**STATED EXERCISE**
Answer with a single number: the count of lines that include the string "title".

**DATA RECORDS**
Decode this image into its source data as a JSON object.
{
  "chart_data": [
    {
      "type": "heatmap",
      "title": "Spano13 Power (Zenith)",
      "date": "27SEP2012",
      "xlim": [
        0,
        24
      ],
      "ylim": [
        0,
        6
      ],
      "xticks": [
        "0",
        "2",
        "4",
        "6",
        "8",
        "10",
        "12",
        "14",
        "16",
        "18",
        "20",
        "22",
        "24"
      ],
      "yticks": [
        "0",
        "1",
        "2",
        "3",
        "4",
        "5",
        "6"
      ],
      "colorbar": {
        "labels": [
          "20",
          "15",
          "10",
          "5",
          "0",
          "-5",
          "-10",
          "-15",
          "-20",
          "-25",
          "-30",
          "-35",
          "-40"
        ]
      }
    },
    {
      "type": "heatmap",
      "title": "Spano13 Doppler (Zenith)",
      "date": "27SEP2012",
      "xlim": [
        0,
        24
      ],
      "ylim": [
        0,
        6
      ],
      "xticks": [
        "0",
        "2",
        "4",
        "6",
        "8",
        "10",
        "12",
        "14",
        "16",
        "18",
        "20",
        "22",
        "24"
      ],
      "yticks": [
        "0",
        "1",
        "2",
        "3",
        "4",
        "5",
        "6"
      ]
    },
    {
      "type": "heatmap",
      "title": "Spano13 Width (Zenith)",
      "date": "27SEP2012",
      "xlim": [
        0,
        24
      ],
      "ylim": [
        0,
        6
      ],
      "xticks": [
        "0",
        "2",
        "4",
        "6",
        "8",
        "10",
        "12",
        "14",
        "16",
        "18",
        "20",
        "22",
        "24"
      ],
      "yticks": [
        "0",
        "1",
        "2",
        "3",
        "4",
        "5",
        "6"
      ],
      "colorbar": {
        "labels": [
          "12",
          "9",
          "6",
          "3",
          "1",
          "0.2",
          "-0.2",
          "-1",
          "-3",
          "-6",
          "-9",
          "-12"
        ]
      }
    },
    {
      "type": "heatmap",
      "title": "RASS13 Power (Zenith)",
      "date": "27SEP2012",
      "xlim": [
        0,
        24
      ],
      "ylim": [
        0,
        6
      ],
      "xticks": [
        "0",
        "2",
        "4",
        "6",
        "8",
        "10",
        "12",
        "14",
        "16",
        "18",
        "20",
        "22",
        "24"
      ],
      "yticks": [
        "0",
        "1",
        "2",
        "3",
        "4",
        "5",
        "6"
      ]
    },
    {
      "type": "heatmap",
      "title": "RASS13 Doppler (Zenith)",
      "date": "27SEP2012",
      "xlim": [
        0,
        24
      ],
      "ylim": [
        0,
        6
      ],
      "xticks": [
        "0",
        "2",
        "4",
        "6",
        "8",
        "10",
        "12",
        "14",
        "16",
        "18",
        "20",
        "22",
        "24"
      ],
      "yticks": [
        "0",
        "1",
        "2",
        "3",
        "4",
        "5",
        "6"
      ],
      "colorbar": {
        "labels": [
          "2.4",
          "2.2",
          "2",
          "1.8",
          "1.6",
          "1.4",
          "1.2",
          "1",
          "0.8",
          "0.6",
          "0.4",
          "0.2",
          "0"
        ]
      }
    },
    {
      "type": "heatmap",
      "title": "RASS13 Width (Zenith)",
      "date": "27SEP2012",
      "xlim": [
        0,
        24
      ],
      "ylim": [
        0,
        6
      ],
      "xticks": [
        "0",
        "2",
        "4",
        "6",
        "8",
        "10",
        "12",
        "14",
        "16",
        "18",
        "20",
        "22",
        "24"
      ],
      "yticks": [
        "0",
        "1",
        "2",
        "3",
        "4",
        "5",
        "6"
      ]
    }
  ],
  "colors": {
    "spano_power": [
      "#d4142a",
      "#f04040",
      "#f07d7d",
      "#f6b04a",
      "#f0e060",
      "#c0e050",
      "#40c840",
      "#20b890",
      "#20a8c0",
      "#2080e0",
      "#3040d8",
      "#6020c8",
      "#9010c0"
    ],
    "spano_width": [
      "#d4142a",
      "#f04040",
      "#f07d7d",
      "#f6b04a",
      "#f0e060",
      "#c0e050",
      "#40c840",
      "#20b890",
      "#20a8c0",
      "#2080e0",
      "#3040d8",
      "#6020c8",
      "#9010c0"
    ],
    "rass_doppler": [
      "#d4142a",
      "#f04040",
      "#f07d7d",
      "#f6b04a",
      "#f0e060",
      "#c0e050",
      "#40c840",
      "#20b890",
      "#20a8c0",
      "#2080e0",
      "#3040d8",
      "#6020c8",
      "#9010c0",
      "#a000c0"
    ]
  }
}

**RESULT BELOW**
6